═══ Records provided

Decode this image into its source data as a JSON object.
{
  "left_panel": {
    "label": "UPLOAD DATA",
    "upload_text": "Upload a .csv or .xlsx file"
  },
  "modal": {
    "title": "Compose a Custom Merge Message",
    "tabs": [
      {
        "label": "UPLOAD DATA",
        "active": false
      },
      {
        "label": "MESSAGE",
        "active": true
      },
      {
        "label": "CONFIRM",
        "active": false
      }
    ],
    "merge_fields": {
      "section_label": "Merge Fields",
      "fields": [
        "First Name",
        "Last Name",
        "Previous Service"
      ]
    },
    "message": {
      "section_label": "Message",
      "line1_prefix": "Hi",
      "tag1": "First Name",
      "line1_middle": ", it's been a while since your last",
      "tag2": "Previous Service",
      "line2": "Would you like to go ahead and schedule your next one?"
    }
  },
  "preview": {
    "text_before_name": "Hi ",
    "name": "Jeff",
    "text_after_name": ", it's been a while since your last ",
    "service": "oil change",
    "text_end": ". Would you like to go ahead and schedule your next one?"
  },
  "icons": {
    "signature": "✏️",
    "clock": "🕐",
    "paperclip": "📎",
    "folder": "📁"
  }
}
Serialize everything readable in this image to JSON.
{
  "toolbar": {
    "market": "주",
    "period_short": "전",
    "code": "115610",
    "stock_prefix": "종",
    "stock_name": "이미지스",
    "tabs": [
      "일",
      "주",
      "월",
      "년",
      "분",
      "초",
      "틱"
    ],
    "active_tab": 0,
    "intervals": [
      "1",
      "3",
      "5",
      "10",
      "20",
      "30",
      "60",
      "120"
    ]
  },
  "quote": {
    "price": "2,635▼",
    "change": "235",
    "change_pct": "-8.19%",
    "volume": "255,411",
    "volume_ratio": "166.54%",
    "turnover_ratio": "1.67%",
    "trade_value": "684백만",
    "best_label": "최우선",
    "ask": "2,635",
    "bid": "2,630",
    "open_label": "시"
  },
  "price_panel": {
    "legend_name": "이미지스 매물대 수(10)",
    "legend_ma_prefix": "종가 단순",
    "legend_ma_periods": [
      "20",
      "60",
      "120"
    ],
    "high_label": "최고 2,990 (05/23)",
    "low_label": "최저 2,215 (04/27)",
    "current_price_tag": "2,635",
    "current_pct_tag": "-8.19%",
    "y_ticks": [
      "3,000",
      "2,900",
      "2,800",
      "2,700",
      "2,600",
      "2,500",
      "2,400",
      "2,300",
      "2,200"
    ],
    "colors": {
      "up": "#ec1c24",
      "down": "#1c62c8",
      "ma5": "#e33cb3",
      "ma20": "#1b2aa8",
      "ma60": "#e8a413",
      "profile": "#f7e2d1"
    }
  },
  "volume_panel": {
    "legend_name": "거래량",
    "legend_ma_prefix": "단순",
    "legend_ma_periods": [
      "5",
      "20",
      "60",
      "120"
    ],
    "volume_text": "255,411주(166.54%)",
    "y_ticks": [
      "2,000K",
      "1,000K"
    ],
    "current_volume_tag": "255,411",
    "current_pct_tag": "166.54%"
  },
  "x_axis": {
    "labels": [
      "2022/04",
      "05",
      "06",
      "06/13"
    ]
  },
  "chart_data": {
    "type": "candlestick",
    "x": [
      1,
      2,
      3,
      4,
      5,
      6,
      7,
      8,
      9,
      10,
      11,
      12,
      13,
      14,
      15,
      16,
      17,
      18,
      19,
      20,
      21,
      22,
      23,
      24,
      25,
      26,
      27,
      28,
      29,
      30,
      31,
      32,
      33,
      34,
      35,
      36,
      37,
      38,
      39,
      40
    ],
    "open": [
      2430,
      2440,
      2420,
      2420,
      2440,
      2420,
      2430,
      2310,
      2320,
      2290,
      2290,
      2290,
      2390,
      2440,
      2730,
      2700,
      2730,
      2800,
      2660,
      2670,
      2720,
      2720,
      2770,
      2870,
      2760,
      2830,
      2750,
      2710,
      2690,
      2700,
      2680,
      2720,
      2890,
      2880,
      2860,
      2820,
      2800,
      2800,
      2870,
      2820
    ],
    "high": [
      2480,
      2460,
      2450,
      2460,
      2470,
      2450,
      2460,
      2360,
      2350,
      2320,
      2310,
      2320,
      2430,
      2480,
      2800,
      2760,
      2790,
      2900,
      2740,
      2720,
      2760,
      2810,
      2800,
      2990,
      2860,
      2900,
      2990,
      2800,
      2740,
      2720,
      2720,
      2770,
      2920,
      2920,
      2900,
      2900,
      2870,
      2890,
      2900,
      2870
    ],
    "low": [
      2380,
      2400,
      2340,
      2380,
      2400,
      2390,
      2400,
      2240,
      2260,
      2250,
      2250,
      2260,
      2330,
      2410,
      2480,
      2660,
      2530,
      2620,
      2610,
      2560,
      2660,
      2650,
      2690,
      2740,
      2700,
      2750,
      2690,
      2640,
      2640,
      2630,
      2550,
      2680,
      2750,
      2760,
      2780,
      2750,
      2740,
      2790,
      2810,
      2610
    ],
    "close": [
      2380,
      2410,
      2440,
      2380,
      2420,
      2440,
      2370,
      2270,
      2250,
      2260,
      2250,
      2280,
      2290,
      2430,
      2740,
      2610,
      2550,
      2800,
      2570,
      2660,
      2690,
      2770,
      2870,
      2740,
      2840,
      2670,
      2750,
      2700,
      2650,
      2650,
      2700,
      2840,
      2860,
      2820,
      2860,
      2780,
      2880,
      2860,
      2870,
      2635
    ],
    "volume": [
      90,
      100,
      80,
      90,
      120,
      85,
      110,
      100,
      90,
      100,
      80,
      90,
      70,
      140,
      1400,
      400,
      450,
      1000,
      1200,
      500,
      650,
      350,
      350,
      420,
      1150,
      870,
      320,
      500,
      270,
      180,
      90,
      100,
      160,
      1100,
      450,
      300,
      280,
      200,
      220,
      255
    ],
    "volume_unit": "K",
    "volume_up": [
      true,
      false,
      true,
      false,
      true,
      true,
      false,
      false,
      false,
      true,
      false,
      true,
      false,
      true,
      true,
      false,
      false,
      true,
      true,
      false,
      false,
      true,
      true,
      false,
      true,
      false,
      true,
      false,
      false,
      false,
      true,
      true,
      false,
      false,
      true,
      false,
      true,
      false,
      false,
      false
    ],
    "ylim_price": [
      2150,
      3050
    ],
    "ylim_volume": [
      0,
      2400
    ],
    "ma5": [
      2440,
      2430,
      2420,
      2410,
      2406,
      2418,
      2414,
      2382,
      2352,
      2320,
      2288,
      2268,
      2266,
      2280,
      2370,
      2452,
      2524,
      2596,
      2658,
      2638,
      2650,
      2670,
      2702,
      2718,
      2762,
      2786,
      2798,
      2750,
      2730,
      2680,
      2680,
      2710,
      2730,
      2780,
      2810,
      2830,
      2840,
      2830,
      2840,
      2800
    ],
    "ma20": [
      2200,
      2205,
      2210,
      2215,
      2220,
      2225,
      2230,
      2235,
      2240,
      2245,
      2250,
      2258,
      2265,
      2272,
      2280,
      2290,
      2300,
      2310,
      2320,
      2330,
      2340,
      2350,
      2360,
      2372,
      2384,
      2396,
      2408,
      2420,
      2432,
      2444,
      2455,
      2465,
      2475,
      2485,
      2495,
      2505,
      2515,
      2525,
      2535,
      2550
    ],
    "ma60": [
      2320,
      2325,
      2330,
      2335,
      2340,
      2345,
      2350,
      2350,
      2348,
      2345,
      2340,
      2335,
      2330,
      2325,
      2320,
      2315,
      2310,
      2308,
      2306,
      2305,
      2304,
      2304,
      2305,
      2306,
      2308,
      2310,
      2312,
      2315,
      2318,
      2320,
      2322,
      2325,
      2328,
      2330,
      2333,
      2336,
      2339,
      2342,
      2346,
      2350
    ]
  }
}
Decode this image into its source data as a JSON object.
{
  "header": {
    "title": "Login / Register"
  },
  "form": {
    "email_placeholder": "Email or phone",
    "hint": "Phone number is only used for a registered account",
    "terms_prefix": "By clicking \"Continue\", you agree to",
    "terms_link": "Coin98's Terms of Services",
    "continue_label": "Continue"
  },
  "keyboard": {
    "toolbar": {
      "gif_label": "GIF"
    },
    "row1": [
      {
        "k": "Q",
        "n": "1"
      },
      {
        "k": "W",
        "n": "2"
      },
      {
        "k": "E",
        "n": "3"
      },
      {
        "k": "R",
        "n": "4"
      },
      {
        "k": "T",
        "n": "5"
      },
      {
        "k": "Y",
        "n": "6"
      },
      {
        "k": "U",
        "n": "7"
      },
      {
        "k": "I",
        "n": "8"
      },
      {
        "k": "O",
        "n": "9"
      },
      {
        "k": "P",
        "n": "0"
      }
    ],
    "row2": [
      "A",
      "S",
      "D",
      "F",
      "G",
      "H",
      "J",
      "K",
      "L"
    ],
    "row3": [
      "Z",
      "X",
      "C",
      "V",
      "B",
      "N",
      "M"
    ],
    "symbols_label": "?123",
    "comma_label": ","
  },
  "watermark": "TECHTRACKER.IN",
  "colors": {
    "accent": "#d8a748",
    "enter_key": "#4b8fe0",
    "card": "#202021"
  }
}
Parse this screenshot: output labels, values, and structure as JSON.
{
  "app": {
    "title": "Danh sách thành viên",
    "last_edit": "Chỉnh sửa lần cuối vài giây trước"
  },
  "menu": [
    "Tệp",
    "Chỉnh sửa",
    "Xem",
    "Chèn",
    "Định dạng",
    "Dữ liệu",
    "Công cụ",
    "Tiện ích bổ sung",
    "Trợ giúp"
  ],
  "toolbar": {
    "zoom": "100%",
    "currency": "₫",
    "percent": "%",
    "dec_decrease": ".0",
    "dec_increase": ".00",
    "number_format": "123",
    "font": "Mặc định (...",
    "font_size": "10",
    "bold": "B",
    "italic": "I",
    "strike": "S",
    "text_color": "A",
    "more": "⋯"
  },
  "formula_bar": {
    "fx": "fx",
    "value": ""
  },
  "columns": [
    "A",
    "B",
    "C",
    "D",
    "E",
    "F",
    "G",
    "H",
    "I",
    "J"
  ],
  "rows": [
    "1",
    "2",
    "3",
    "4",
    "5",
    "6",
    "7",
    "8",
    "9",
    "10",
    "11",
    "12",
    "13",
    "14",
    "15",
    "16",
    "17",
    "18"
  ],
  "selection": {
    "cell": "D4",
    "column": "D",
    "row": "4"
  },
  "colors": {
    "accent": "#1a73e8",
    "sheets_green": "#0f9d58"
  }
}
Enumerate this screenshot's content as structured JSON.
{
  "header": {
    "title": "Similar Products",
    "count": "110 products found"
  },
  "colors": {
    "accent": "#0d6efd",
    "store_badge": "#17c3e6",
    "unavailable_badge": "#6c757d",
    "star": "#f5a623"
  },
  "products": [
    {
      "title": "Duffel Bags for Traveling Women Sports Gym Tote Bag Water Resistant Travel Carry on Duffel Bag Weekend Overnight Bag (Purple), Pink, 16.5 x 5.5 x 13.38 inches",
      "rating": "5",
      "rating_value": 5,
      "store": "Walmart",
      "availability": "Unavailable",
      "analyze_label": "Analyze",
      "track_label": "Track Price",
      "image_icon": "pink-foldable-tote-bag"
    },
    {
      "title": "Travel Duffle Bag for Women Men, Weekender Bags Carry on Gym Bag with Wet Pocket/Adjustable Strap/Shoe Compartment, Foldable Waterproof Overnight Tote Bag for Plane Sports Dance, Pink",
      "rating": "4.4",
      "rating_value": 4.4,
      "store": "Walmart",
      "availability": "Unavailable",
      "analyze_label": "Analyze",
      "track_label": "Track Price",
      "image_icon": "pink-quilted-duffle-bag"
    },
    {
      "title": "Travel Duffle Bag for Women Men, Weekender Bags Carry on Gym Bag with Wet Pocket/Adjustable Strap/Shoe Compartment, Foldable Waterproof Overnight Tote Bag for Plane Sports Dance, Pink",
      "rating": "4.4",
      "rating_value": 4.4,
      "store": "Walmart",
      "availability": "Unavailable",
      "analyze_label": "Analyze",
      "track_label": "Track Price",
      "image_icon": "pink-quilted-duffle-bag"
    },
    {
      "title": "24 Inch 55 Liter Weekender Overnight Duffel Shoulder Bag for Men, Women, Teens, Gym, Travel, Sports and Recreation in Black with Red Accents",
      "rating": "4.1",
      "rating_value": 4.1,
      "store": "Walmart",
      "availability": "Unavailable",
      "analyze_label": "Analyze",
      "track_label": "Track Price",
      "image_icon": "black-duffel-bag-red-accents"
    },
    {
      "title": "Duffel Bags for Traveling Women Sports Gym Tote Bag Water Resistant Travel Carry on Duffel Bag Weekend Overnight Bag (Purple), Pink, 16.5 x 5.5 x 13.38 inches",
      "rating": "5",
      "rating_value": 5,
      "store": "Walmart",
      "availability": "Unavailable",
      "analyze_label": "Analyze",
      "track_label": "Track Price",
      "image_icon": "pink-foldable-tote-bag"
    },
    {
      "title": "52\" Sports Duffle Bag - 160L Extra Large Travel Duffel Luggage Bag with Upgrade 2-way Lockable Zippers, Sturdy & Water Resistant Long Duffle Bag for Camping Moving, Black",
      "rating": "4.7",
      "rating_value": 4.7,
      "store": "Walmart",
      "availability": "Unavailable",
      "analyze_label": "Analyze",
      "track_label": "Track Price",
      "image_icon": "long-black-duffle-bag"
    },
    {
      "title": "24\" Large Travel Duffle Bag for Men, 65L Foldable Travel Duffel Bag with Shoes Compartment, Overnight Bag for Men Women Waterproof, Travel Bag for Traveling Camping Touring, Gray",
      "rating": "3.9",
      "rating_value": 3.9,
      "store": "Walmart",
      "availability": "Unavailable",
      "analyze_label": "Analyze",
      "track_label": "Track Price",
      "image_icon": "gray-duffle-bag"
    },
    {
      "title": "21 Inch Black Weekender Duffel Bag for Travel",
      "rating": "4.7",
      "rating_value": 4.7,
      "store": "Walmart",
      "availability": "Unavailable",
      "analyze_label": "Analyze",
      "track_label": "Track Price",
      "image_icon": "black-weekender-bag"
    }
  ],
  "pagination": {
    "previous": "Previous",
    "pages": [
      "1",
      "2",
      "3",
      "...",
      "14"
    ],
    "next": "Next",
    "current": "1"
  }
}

══════

• _Required task_
Tally the lines in the listing that hold "ahead" and report the number alone.

• _Expected answer_
2